[EXERCISE TASK] Take the lines from the one containing "Serialize everything readable" through the final line below and restate them exactly. Omit the pictures.

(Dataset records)
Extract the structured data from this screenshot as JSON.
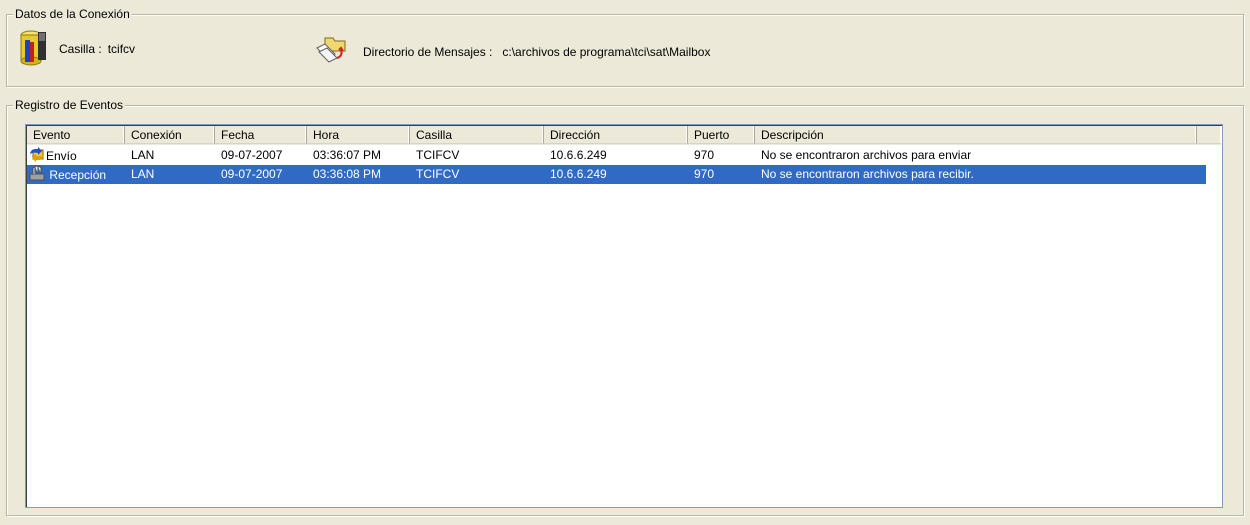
{
  "connection": {
    "legend": "Datos de la Conexión",
    "casilla_label": "Casilla :",
    "casilla_value": "tcifcv",
    "directorio_label": "Directorio de Mensajes :",
    "directorio_value": "c:\\archivos de programa\\tci\\sat\\Mailbox",
    "icons": [
      "database-tools-icon",
      "folder-transfer-icon"
    ]
  },
  "events": {
    "legend": "Registro de Eventos",
    "columns": [
      "Evento",
      "Conexión",
      "Fecha",
      "Hora",
      "Casilla",
      "Dirección",
      "Puerto",
      "Descripción"
    ],
    "rows": [
      {
        "evento": "Envío",
        "conexion": "LAN",
        "fecha": "09-07-2007",
        "hora": "03:36:07 PM",
        "casilla": "TCIFCV",
        "direccion": "10.6.6.249",
        "puerto": "970",
        "descripcion": "No se encontraron archivos para enviar",
        "icon": "send-arrows-icon",
        "selected": false
      },
      {
        "evento": "Recepción",
        "conexion": "LAN",
        "fecha": "09-07-2007",
        "hora": "03:36:08 PM",
        "casilla": "TCIFCV",
        "direccion": "10.6.6.249",
        "puerto": "970",
        "descripcion": "No se encontraron archivos para recibir.",
        "icon": "receive-hand-icon",
        "selected": true
      }
    ]
  },
  "colors": {
    "background": "#ece9d8",
    "selection": "#316ac5",
    "selection_text": "#ffffff"
  }
}
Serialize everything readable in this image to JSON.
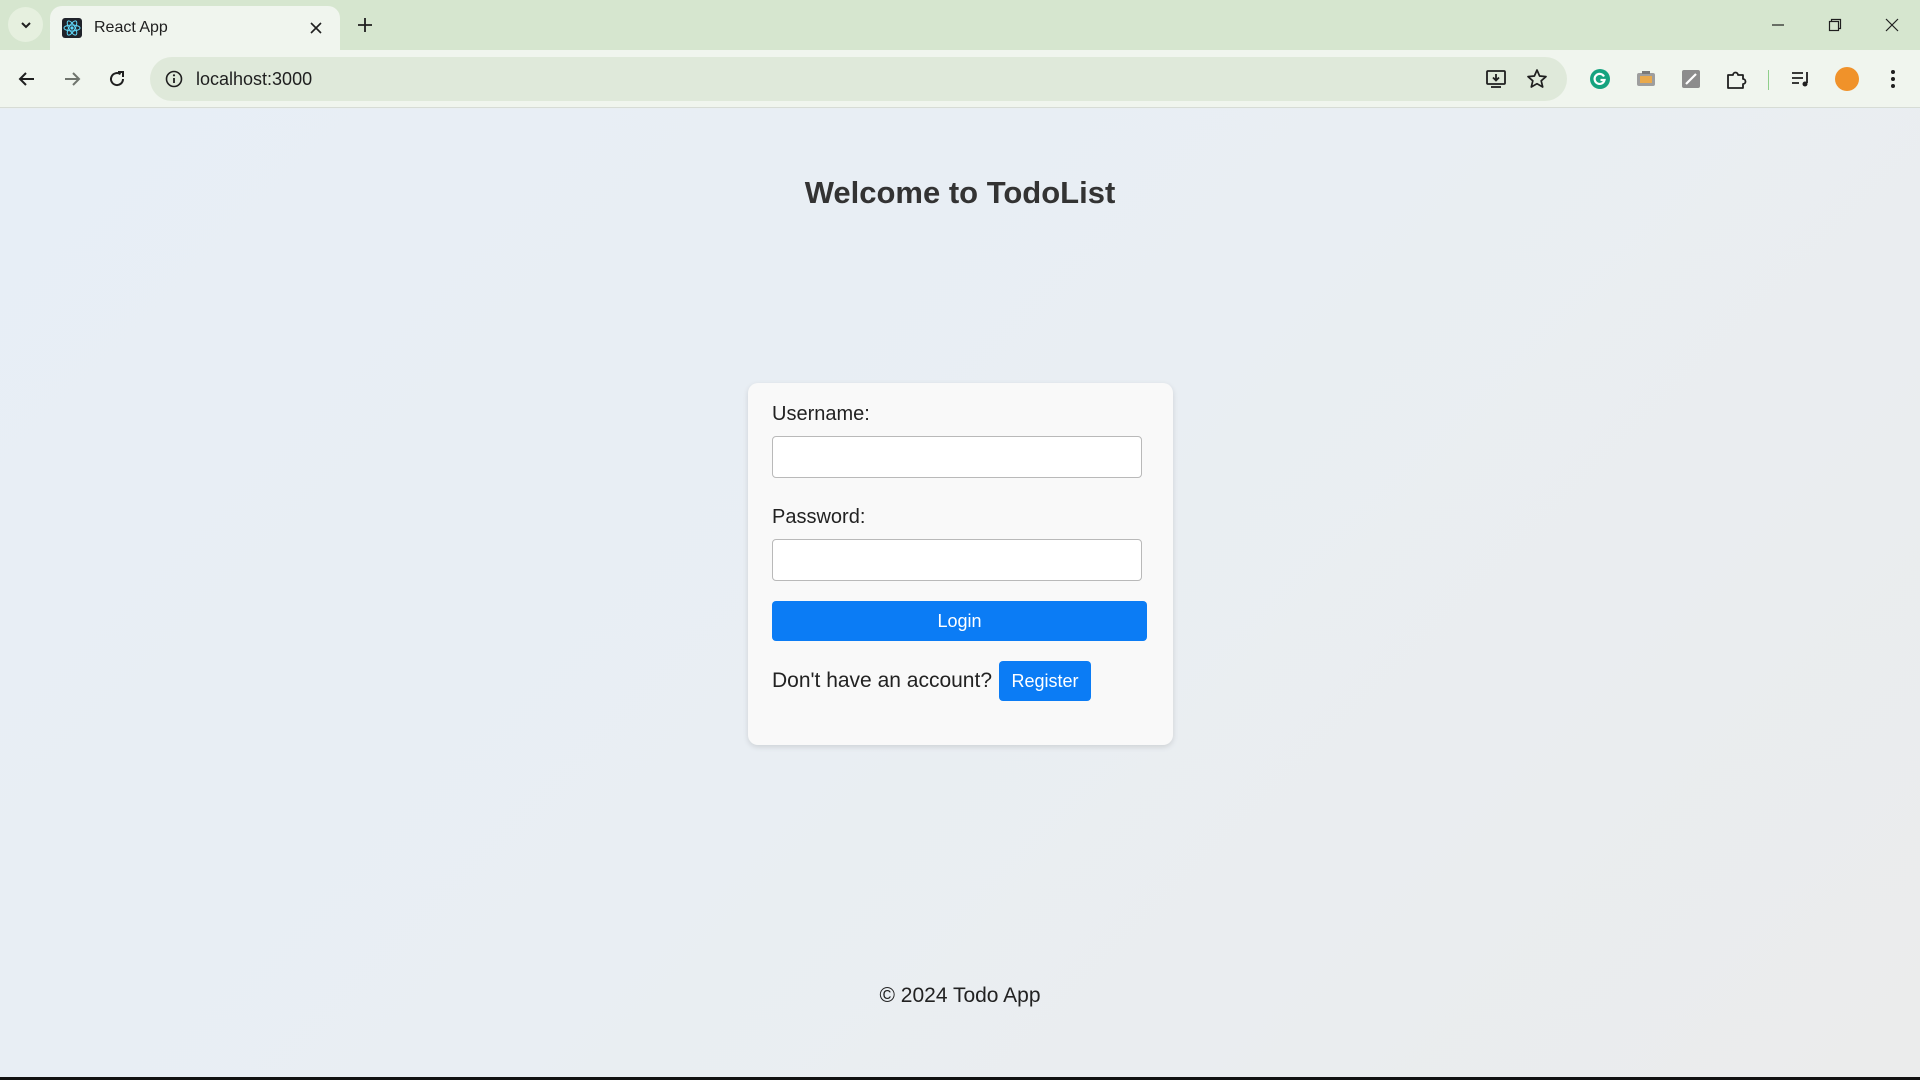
{
  "browser": {
    "tab_title": "React App",
    "url": "localhost:3000",
    "profile_color": "#f0922a",
    "tab_bar_color": "#d6e6cf"
  },
  "page": {
    "title": "Welcome to TodoList",
    "login_form": {
      "username_label": "Username:",
      "username_value": "",
      "password_label": "Password:",
      "password_value": "",
      "login_button": "Login",
      "register_prompt": "Don't have an account?",
      "register_button": "Register"
    },
    "footer": "© 2024 Todo App",
    "accent_color": "#0b7cf5"
  }
}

[RESPONSE BELOW]
Serialize everything readable in this image to JSON.
{
  "browser": {
    "tab_title": "React App",
    "url": "localhost:3000",
    "profile_color": "#f0922a",
    "tab_bar_color": "#d6e6cf"
  },
  "page": {
    "title": "Welcome to TodoList",
    "login_form": {
      "username_label": "Username:",
      "username_value": "",
      "password_label": "Password:",
      "password_value": "",
      "login_button": "Login",
      "register_prompt": "Don't have an account?",
      "register_button": "Register"
    },
    "footer": "© 2024 Todo App",
    "accent_color": "#0b7cf5"
  }
}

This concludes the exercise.